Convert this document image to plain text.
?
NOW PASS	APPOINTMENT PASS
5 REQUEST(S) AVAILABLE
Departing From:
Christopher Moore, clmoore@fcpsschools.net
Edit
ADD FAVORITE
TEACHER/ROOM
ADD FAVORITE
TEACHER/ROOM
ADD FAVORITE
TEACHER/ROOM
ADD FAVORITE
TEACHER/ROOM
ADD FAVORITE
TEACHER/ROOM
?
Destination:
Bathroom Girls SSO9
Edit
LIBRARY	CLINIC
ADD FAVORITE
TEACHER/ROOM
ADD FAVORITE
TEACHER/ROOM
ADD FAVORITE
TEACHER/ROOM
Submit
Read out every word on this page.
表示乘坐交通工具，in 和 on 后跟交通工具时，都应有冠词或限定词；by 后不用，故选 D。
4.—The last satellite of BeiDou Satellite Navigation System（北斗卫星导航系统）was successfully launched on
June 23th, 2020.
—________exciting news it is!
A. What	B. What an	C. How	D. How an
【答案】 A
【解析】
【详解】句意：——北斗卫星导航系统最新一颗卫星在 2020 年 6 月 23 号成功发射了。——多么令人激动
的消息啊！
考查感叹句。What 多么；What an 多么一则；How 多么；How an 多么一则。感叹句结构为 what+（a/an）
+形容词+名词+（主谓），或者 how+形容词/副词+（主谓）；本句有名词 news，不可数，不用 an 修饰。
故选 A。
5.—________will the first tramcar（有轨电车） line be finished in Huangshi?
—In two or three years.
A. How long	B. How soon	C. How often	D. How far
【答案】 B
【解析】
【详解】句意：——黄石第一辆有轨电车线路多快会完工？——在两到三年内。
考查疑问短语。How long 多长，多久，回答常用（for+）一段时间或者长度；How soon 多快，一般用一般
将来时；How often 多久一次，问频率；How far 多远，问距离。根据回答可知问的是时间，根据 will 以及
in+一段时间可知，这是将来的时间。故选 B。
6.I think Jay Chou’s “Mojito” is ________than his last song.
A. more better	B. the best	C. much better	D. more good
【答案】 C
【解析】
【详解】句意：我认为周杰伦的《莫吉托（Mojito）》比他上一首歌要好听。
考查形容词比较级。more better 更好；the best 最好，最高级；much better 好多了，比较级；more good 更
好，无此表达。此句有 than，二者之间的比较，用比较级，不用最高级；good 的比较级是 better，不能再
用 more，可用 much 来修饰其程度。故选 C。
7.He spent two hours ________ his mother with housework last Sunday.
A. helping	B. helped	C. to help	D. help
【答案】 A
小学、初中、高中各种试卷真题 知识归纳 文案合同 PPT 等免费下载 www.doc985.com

=====

◆ **What you should do**: Produce a verbatim transcription of the entries above.

◆ **Exercise output**:
Convert this document image to plain text.
?
NOW PASS	APPOINTMENT PASS
5 REQUEST(S) AVAILABLE
Departing From:
Christopher Moore, clmoore@fcpsschools.net
Edit
ADD FAVORITE
TEACHER/ROOM
ADD FAVORITE
TEACHER/ROOM
ADD FAVORITE
TEACHER/ROOM
ADD FAVORITE
TEACHER/ROOM
ADD FAVORITE
TEACHER/ROOM
?
Destination:
Bathroom Girls SSO9
Edit
LIBRARY	CLINIC
ADD FAVORITE
TEACHER/ROOM
ADD FAVORITE
TEACHER/ROOM
ADD FAVORITE
TEACHER/ROOM
Submit
Read out every word on this page.
表示乘坐交通工具，in 和 on 后跟交通工具时，都应有冠词或限定词；by 后不用，故选 D。
4.—The last satellite of BeiDou Satellite Navigation System（北斗卫星导航系统）was successfully launched on
June 23th, 2020.
—________exciting news it is!
A. What	B. What an	C. How	D. How an
【答案】 A
【解析】
【详解】句意：——北斗卫星导航系统最新一颗卫星在 2020 年 6 月 23 号成功发射了。——多么令人激动
的消息啊！
考查感叹句。What 多么；What an 多么一则；How 多么；How an 多么一则。感叹句结构为 what+（a/an）
+形容词+名词+（主谓），或者 how+形容词/副词+（主谓）；本句有名词 news，不可数，不用 an 修饰。
故选 A。
5.—________will the first tramcar（有轨电车） line be finished in Huangshi?
—In two or three years.
A. How long	B. How soon	C. How often	D. How far
【答案】 B
【解析】
【详解】句意：——黄石第一辆有轨电车线路多快会完工？——在两到三年内。
考查疑问短语。How long 多长，多久，回答常用（for+）一段时间或者长度；How soon 多快，一般用一般
将来时；How often 多久一次，问频率；How far 多远，问距离。根据回答可知问的是时间，根据 will 以及
in+一段时间可知，这是将来的时间。故选 B。
6.I think Jay Chou’s “Mojito” is ________than his last song.
A. more better	B. the best	C. much better	D. more good
【答案】 C
【解析】
【详解】句意：我认为周杰伦的《莫吉托（Mojito）》比他上一首歌要好听。
考查形容词比较级。more better 更好；the best 最好，最高级；much better 好多了，比较级；more good 更
好，无此表达。此句有 than，二者之间的比较，用比较级，不用最高级；good 的比较级是 better，不能再
用 more，可用 much 来修饰其程度。故选 C。
7.He spent two hours ________ his mother with housework last Sunday.
A. helping	B. helped	C. to help	D. help
【答案】 A
小学、初中、高中各种试卷真题 知识归纳 文案合同 PPT 等免费下载 www.doc985.com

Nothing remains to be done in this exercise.